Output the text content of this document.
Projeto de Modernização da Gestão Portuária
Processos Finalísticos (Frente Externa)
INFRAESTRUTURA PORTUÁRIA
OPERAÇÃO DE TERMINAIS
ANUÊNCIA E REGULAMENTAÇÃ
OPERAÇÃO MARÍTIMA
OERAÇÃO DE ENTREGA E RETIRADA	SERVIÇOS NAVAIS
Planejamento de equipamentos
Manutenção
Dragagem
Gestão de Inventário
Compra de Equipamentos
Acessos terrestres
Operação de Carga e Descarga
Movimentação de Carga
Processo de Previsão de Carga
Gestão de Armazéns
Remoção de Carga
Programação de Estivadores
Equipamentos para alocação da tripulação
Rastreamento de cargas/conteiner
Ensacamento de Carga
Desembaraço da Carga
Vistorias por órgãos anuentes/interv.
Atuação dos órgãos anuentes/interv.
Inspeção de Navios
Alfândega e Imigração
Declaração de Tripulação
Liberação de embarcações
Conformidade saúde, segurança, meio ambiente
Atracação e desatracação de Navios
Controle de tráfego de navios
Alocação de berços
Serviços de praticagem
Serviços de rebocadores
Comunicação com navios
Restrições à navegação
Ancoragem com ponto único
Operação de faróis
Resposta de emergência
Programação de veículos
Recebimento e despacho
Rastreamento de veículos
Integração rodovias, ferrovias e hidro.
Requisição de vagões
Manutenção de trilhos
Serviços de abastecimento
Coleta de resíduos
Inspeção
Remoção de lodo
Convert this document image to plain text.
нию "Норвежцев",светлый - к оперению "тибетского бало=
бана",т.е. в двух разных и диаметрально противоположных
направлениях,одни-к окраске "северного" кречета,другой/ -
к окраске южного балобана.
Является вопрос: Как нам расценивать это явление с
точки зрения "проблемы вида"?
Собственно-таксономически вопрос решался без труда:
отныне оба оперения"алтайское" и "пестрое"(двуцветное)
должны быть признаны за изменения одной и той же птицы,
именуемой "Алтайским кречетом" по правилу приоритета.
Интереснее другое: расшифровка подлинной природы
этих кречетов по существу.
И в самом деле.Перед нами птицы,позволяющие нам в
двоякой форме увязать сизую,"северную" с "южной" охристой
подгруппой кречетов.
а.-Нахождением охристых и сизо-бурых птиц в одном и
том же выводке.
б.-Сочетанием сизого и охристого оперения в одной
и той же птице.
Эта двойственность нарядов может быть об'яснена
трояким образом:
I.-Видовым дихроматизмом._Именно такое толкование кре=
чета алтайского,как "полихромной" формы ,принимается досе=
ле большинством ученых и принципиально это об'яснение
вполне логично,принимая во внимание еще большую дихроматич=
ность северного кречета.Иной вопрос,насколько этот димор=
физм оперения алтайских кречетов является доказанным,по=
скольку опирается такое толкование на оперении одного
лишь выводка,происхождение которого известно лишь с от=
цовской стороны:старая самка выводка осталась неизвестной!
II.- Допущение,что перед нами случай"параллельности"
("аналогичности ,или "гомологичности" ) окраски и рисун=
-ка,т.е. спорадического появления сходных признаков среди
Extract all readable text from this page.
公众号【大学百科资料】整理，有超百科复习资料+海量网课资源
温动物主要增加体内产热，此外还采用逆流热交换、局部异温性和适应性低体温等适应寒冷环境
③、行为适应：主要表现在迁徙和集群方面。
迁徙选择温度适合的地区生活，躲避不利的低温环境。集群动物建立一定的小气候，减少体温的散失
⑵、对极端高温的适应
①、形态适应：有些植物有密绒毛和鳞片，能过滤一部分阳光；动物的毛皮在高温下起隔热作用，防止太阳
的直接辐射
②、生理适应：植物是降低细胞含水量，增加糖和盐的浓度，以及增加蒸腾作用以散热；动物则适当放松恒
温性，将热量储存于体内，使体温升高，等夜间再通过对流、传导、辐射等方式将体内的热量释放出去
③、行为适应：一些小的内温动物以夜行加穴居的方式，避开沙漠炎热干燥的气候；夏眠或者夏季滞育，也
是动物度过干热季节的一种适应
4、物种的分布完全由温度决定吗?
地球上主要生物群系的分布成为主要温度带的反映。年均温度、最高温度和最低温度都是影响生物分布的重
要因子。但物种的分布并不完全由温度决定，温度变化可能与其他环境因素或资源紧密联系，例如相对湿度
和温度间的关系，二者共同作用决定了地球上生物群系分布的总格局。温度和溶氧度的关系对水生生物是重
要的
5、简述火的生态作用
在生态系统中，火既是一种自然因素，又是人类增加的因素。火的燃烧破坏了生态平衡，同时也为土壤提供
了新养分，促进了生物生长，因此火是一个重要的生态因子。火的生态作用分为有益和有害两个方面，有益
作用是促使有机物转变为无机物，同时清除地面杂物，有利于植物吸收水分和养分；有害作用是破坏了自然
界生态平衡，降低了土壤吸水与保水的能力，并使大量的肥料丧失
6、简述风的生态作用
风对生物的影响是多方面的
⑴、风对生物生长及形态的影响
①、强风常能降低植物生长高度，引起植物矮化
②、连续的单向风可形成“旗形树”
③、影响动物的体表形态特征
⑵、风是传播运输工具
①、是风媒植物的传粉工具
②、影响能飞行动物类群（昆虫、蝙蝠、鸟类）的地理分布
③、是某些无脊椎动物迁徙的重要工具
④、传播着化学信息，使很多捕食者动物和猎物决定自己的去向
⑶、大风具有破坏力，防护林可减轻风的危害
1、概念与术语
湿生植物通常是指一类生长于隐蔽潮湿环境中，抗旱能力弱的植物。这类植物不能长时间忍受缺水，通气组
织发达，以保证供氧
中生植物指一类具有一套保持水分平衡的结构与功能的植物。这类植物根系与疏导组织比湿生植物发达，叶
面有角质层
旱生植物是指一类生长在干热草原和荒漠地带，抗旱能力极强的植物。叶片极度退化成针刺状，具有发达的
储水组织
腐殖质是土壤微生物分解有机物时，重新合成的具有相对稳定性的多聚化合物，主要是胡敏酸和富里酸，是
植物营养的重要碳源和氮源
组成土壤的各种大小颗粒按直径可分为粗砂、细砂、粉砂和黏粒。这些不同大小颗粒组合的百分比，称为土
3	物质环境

◇ ◇ ◇ ◇ ◇

* [Request]:
Repeat the entries above exactly, leaving nothing out.

* [Solution to the exercise]:
Output the text content of this document.
Projeto de Modernização da Gestão Portuária
Processos Finalísticos (Frente Externa)
INFRAESTRUTURA PORTUÁRIA
OPERAÇÃO DE TERMINAIS
ANUÊNCIA E REGULAMENTAÇÃ
OPERAÇÃO MARÍTIMA
OERAÇÃO DE ENTREGA E RETIRADA	SERVIÇOS NAVAIS
Planejamento de equipamentos
Manutenção
Dragagem
Gestão de Inventário
Compra de Equipamentos
Acessos terrestres
Operação de Carga e Descarga
Movimentação de Carga
Processo de Previsão de Carga
Gestão de Armazéns
Remoção de Carga
Programação de Estivadores
Equipamentos para alocação da tripulação
Rastreamento de cargas/conteiner
Ensacamento de Carga
Desembaraço da Carga
Vistorias por órgãos anuentes/interv.
Atuação dos órgãos anuentes/interv.
Inspeção de Navios
Alfândega e Imigração
Declaração de Tripulação
Liberação de embarcações
Conformidade saúde, segurança, meio ambiente
Atracação e desatracação de Navios
Controle de tráfego de navios
Alocação de berços
Serviços de praticagem
Serviços de rebocadores
Comunicação com navios
Restrições à navegação
Ancoragem com ponto único
Operação de faróis
Resposta de emergência
Programação de veículos
Recebimento e despacho
Rastreamento de veículos
Integração rodovias, ferrovias e hidro.
Requisição de vagões
Manutenção de trilhos
Serviços de abastecimento
Coleta de resíduos
Inspeção
Remoção de lodo
Convert this document image to plain text.
нию "Норвежцев",светлый - к оперению "тибетского бало=
бана",т.е. в двух разных и диаметрально противоположных
направлениях,одни-к окраске "северного" кречета,другой/ -
к окраске южного балобана.
Является вопрос: Как нам расценивать это явление с
точки зрения "проблемы вида"?
Собственно-таксономически вопрос решался без труда:
отныне оба оперения"алтайское" и "пестрое"(двуцветное)
должны быть признаны за изменения одной и той же птицы,
именуемой "Алтайским кречетом" по правилу приоритета.
Интереснее другое: расшифровка подлинной природы
этих кречетов по существу.
И в самом деле.Перед нами птицы,позволяющие нам в
двоякой форме увязать сизую,"северную" с "южной" охристой
подгруппой кречетов.
а.-Нахождением охристых и сизо-бурых птиц в одном и
том же выводке.
б.-Сочетанием сизого и охристого оперения в одной
и той же птице.
Эта двойственность нарядов может быть об'яснена
трояким образом:
I.-Видовым дихроматизмом._Именно такое толкование кре=
чета алтайского,как "полихромной" формы ,принимается досе=
ле большинством ученых и принципиально это об'яснение
вполне логично,принимая во внимание еще большую дихроматич=
ность северного кречета.Иной вопрос,насколько этот димор=
физм оперения алтайских кречетов является доказанным,по=
скольку опирается такое толкование на оперении одного
лишь выводка,происхождение которого известно лишь с от=
цовской стороны:старая самка выводка осталась неизвестной!
II.- Допущение,что перед нами случай"параллельности"
("аналогичности ,или "гомологичности" ) окраски и рисун=
-ка,т.е. спорадического появления сходных признаков среди
Extract all readable text from this page.
公众号【大学百科资料】整理，有超百科复习资料+海量网课资源
温动物主要增加体内产热，此外还采用逆流热交换、局部异温性和适应性低体温等适应寒冷环境
③、行为适应：主要表现在迁徙和集群方面。
迁徙选择温度适合的地区生活，躲避不利的低温环境。集群动物建立一定的小气候，减少体温的散失
⑵、对极端高温的适应
①、形态适应：有些植物有密绒毛和鳞片，能过滤一部分阳光；动物的毛皮在高温下起隔热作用，防止太阳
的直接辐射
②、生理适应：植物是降低细胞含水量，增加糖和盐的浓度，以及增加蒸腾作用以散热；动物则适当放松恒
温性，将热量储存于体内，使体温升高，等夜间再通过对流、传导、辐射等方式将体内的热量释放出去
③、行为适应：一些小的内温动物以夜行加穴居的方式，避开沙漠炎热干燥的气候；夏眠或者夏季滞育，也
是动物度过干热季节的一种适应
4、物种的分布完全由温度决定吗?
地球上主要生物群系的分布成为主要温度带的反映。年均温度、最高温度和最低温度都是影响生物分布的重
要因子。但物种的分布并不完全由温度决定，温度变化可能与其他环境因素或资源紧密联系，例如相对湿度
和温度间的关系，二者共同作用决定了地球上生物群系分布的总格局。温度和溶氧度的关系对水生生物是重
要的
5、简述火的生态作用
在生态系统中，火既是一种自然因素，又是人类增加的因素。火的燃烧破坏了生态平衡，同时也为土壤提供
了新养分，促进了生物生长，因此火是一个重要的生态因子。火的生态作用分为有益和有害两个方面，有益
作用是促使有机物转变为无机物，同时清除地面杂物，有利于植物吸收水分和养分；有害作用是破坏了自然
界生态平衡，降低了土壤吸水与保水的能力，并使大量的肥料丧失
6、简述风的生态作用
风对生物的影响是多方面的
⑴、风对生物生长及形态的影响
①、强风常能降低植物生长高度，引起植物矮化
②、连续的单向风可形成“旗形树”
③、影响动物的体表形态特征
⑵、风是传播运输工具
①、是风媒植物的传粉工具
②、影响能飞行动物类群（昆虫、蝙蝠、鸟类）的地理分布
③、是某些无脊椎动物迁徙的重要工具
④、传播着化学信息，使很多捕食者动物和猎物决定自己的去向
⑶、大风具有破坏力，防护林可减轻风的危害
1、概念与术语
湿生植物通常是指一类生长于隐蔽潮湿环境中，抗旱能力弱的植物。这类植物不能长时间忍受缺水，通气组
织发达，以保证供氧
中生植物指一类具有一套保持水分平衡的结构与功能的植物。这类植物根系与疏导组织比湿生植物发达，叶
面有角质层
旱生植物是指一类生长在干热草原和荒漠地带，抗旱能力极强的植物。叶片极度退化成针刺状，具有发达的
储水组织
腐殖质是土壤微生物分解有机物时，重新合成的具有相对稳定性的多聚化合物，主要是胡敏酸和富里酸，是
植物营养的重要碳源和氮源
组成土壤的各种大小颗粒按直径可分为粗砂、细砂、粉砂和黏粒。这些不同大小颗粒组合的百分比，称为土
3	物质环境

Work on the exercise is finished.